WHAT YOU SHOULD DO:
Would you restate the listing word for word, with the images omitted?

DATASET RECORDS:

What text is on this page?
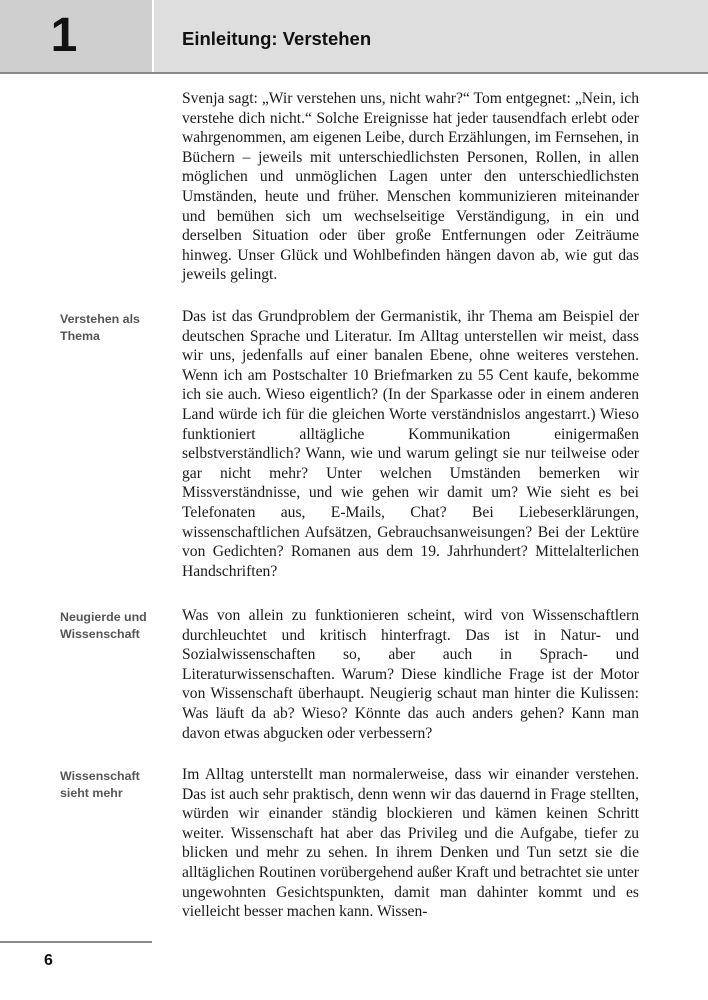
1	Einleitung: Verstehen
Verstehen als Thema
Neugierde und Wissenschaft
Wissenschaft sieht mehr

Svenja sagt: „Wir verstehen uns, nicht wahr?“ Tom entgegnet: „Nein, ich verstehe dich nicht.“ Solche Ereignisse hat jeder tausendfach erlebt oder wahrgenommen, am eigenen Leibe, durch Erzählungen, im Fernsehen, in Büchern – jeweils mit unterschiedlichsten Personen, Rollen, in allen möglichen und unmöglichen Lagen unter den unterschiedlichsten Umständen, heute und früher. Menschen kommunizieren miteinander und bemühen sich um wechselseitige Verständigung, in ein und derselben Situation oder über große Entfernungen oder Zeiträume hinweg. Unser Glück und Wohlbefinden hängen davon ab, wie gut das jeweils gelingt.

Das ist das Grundproblem der Germanistik, ihr Thema am Beispiel der deutschen Sprache und Literatur. Im Alltag unterstellen wir meist, dass wir uns, jedenfalls auf einer banalen Ebene, ohne weiteres verstehen. Wenn ich am Postschalter 10 Briefmarken zu 55 Cent kaufe, bekomme ich sie auch. Wieso eigentlich? (In der Sparkasse oder in einem anderen Land würde ich für die gleichen Worte verständnislos angestarrt.) Wieso funktioniert alltägliche Kommunikation einigermaßen selbstverständlich? Wann, wie und warum gelingt sie nur teilweise oder gar nicht mehr? Unter welchen Umständen bemerken wir Missverständnisse, und wie gehen wir damit um? Wie sieht es bei Telefonaten aus, E-Mails, Chat? Bei Liebeserklärungen, wissenschaftlichen Aufsätzen, Gebrauchsanweisungen? Bei der Lektüre von Gedichten? Romanen aus dem 19. Jahrhundert? Mittelalterlichen Handschriften?

Was von allein zu funktionieren scheint, wird von Wissenschaftlern durchleuchtet und kritisch hinterfragt. Das ist in Natur- und Sozialwissenschaften so, aber auch in Sprach- und Literaturwissenschaften. Warum? Diese kindliche Frage ist der Motor von Wissenschaft überhaupt. Neugierig schaut man hinter die Kulissen: Was läuft da ab? Wieso? Könnte das auch anders gehen? Kann man davon etwas abgucken oder verbessern?

Im Alltag unterstellt man normalerweise, dass wir einander verstehen. Das ist auch sehr praktisch, denn wenn wir das dauernd in Frage stellten, würden wir einander ständig blockieren und kämen keinen Schritt weiter. Wissenschaft hat aber das Privileg und die Aufgabe, tiefer zu blicken und mehr zu sehen. In ihrem Denken und Tun setzt sie die alltäglichen Routinen vorübergehend außer Kraft und betrachtet sie unter ungewohnten Gesichtspunkten, damit man dahinter kommt und es vielleicht besser machen kann. Wissen-

6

SOLUTION TO THE EXERCISE:
What text is on this page?
1	Einleitung: Verstehen
Verstehen als Thema
Neugierde und Wissenschaft
Wissenschaft sieht mehr

Svenja sagt: „Wir verstehen uns, nicht wahr?“ Tom entgegnet: „Nein, ich verstehe dich nicht.“ Solche Ereignisse hat jeder tausendfach erlebt oder wahrgenommen, am eigenen Leibe, durch Erzählungen, im Fernsehen, in Büchern – jeweils mit unterschiedlichsten Personen, Rollen, in allen möglichen und unmöglichen Lagen unter den unterschiedlichsten Umständen, heute und früher. Menschen kommunizieren miteinander und bemühen sich um wechselseitige Verständigung, in ein und derselben Situation oder über große Entfernungen oder Zeiträume hinweg. Unser Glück und Wohlbefinden hängen davon ab, wie gut das jeweils gelingt.

Das ist das Grundproblem der Germanistik, ihr Thema am Beispiel der deutschen Sprache und Literatur. Im Alltag unterstellen wir meist, dass wir uns, jedenfalls auf einer banalen Ebene, ohne weiteres verstehen. Wenn ich am Postschalter 10 Briefmarken zu 55 Cent kaufe, bekomme ich sie auch. Wieso eigentlich? (In der Sparkasse oder in einem anderen Land würde ich für die gleichen Worte verständnislos angestarrt.) Wieso funktioniert alltägliche Kommunikation einigermaßen selbstverständlich? Wann, wie und warum gelingt sie nur teilweise oder gar nicht mehr? Unter welchen Umständen bemerken wir Missverständnisse, und wie gehen wir damit um? Wie sieht es bei Telefonaten aus, E-Mails, Chat? Bei Liebeserklärungen, wissenschaftlichen Aufsätzen, Gebrauchsanweisungen? Bei der Lektüre von Gedichten? Romanen aus dem 19. Jahrhundert? Mittelalterlichen Handschriften?

Was von allein zu funktionieren scheint, wird von Wissenschaftlern durchleuchtet und kritisch hinterfragt. Das ist in Natur- und Sozialwissenschaften so, aber auch in Sprach- und Literaturwissenschaften. Warum? Diese kindliche Frage ist der Motor von Wissenschaft überhaupt. Neugierig schaut man hinter die Kulissen: Was läuft da ab? Wieso? Könnte das auch anders gehen? Kann man davon etwas abgucken oder verbessern?

Im Alltag unterstellt man normalerweise, dass wir einander verstehen. Das ist auch sehr praktisch, denn wenn wir das dauernd in Frage stellten, würden wir einander ständig blockieren und kämen keinen Schritt weiter. Wissenschaft hat aber das Privileg und die Aufgabe, tiefer zu blicken und mehr zu sehen. In ihrem Denken und Tun setzt sie die alltäglichen Routinen vorübergehend außer Kraft und betrachtet sie unter ungewohnten Gesichtspunkten, damit man dahinter kommt und es vielleicht besser machen kann. Wissen-

6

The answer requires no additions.